### EXERCISE AIM
Reproduce word for word the stretch of the creamy liquid soap thread from "Hi yes I have" through "but not immediately.".

### GIVEN PASSAGE
* * *
# Creamy coloured liquid soap



## TrulyNatural (Aug 12, 2014)

Hi I'm new to soap making and have made a few successful batches of  clear liquid soap. The liquid soap I have made has turned a rich silky,  creamy colour about 48 hours after dilution. Does anybody know what the  cause if this it? It's not separating and it's lovely to use, quite a soft, silky feel :smile: Does liquid soap have to be clear? Thanks in advance for any info.


----------



## Jaccart789 (Aug 12, 2014)

No it doesn't have to be clear, sometimes fragrances can discolor the soap and other additives. Did you add a fragrance?


----------



## Susie (Aug 12, 2014)

If you would be so kind as to share the recipe, it would help.

There are a few usual suspects, though;  One is animal fats as part of the recipe, another is EO/FO culprits, third is superfat amount.

And no, liquid soap does not have to be clear.  I don't really care if mine is or not, but others do.  It is a personal choice.


----------



## TrulyNatural (Aug 12, 2014)

Jaccart789 said:


> No it doesn't have to be clear, sometimes fragrances can discolor the soap and other additives. Did you add a fragrance?


  Hi yes I have added fragrance but after it already changed to the creamy colour. It's a bit weird it just seems to change by itself after dilution but not immediately.


----------



## TrulyNatural (Aug 12, 2014)

Susie said:


> If you would be so kind as to share the recipe, it would help.
> 
> There are a few usual suspects, though;  One is animal fats as part of the recipe, another is EO/FO culprits, third is superfat amount.
> 
> And no, liquid soap does not have to be clear.  I don't really care if mine is or not, but others do.  It is a personal choice.
* * *
### COLLECTED DATA

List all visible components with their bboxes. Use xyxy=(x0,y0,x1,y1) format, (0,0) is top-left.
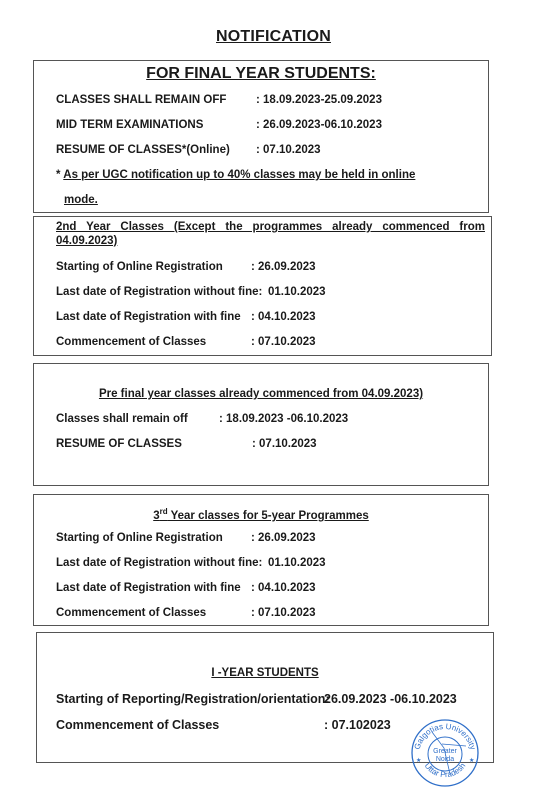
* * *
### WRITTEN ANSWER
Hi yes I have added fragrance but after it already changed to the creamy colour. It's a bit weird it just seems to change by itself after dilution but not immediately.